» EXERCISE BRIEF
Search the data below for the string "rights". Extract every line that contains it.

» MATERIAL FOR THIS EXERCISE
◇ ◇ ◇ ◇ ◇

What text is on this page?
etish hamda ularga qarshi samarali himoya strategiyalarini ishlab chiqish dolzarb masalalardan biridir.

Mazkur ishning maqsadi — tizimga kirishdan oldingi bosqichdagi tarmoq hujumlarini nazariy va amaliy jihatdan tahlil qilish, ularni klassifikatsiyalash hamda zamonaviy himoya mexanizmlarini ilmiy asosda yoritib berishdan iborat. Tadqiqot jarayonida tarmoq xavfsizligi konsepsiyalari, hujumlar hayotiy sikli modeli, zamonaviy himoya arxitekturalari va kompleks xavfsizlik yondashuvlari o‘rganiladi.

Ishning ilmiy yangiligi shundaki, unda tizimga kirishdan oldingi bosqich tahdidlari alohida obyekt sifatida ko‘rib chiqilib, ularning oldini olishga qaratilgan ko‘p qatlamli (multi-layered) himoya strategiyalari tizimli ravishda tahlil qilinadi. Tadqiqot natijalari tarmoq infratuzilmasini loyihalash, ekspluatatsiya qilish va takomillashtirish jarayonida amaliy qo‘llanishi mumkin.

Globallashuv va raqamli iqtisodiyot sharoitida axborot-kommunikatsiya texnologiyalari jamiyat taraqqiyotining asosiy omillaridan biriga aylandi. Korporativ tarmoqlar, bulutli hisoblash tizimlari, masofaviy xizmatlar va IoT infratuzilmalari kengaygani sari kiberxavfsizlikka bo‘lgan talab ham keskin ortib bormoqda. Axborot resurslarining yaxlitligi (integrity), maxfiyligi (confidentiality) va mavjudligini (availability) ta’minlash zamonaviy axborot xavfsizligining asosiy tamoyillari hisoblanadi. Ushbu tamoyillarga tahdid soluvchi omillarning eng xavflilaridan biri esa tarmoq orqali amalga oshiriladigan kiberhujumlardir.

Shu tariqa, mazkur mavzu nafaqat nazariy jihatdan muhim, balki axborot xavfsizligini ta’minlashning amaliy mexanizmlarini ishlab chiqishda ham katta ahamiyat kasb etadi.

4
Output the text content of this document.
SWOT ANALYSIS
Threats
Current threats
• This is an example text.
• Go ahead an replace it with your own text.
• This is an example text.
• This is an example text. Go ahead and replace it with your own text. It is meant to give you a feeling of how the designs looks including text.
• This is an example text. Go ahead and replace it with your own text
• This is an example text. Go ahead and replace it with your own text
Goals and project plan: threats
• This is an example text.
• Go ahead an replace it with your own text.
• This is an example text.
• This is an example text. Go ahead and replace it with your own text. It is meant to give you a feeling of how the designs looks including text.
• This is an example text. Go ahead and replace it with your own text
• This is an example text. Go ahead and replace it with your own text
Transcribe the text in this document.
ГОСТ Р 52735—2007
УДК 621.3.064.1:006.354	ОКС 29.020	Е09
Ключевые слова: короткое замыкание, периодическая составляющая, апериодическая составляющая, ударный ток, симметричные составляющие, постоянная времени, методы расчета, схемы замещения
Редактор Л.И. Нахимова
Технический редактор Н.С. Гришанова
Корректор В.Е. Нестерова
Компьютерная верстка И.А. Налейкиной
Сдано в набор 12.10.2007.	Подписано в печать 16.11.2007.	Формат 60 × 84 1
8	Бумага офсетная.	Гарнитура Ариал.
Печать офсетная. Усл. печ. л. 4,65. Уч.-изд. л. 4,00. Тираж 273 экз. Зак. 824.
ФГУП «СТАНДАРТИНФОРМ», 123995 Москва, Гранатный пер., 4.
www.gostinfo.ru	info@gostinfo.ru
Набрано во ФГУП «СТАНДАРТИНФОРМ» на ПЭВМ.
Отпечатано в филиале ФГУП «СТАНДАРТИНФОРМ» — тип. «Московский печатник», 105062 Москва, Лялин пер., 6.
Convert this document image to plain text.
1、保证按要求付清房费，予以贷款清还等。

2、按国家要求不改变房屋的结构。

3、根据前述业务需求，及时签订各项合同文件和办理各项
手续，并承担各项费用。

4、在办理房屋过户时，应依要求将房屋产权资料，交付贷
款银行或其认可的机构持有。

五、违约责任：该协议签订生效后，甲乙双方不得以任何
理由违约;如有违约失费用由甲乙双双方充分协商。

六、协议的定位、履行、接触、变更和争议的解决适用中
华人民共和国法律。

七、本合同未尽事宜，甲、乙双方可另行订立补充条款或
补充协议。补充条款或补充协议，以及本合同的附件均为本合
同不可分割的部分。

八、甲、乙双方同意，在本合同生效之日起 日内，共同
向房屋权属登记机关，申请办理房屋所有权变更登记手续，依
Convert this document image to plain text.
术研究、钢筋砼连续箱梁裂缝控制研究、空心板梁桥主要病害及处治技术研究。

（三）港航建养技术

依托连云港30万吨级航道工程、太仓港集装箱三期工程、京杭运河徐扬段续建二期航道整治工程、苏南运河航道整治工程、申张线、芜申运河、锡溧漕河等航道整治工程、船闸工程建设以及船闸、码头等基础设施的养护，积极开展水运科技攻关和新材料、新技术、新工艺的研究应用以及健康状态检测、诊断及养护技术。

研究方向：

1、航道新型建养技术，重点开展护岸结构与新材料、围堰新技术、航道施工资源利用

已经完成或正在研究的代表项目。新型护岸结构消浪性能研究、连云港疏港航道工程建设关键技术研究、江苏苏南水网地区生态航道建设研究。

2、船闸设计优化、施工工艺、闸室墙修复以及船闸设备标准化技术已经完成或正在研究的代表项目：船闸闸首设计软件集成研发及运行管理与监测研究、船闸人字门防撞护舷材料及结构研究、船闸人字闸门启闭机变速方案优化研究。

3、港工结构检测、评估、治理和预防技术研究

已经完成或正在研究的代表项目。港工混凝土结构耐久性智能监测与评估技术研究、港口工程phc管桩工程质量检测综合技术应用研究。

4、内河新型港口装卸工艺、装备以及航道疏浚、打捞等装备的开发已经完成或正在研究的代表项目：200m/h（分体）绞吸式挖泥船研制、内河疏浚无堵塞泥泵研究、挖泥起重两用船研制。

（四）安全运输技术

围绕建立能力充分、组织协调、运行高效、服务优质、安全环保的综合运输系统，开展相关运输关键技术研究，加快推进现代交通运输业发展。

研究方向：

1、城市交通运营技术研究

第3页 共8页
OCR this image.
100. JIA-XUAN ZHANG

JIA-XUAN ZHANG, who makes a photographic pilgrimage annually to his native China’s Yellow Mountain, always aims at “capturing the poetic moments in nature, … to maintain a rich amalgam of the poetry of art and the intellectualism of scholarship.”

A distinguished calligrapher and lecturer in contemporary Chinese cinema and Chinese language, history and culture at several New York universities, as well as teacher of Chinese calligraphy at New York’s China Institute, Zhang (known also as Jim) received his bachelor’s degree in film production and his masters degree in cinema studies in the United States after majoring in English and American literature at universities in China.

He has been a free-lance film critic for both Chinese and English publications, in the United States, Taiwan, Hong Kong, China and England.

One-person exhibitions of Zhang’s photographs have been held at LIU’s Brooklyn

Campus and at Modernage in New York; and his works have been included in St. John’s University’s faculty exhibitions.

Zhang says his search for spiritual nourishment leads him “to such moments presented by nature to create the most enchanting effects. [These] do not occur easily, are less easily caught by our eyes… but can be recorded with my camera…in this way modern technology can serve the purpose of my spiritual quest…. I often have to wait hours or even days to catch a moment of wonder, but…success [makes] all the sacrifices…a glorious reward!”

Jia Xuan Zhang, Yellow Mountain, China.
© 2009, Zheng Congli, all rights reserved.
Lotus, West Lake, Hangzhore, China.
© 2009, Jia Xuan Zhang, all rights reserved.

◇ ◇ ◇ ◇ ◇

» FINAL ANSWER
© 2009, Zheng Congli, all rights reserved.
© 2009, Jia Xuan Zhang, all rights reserved.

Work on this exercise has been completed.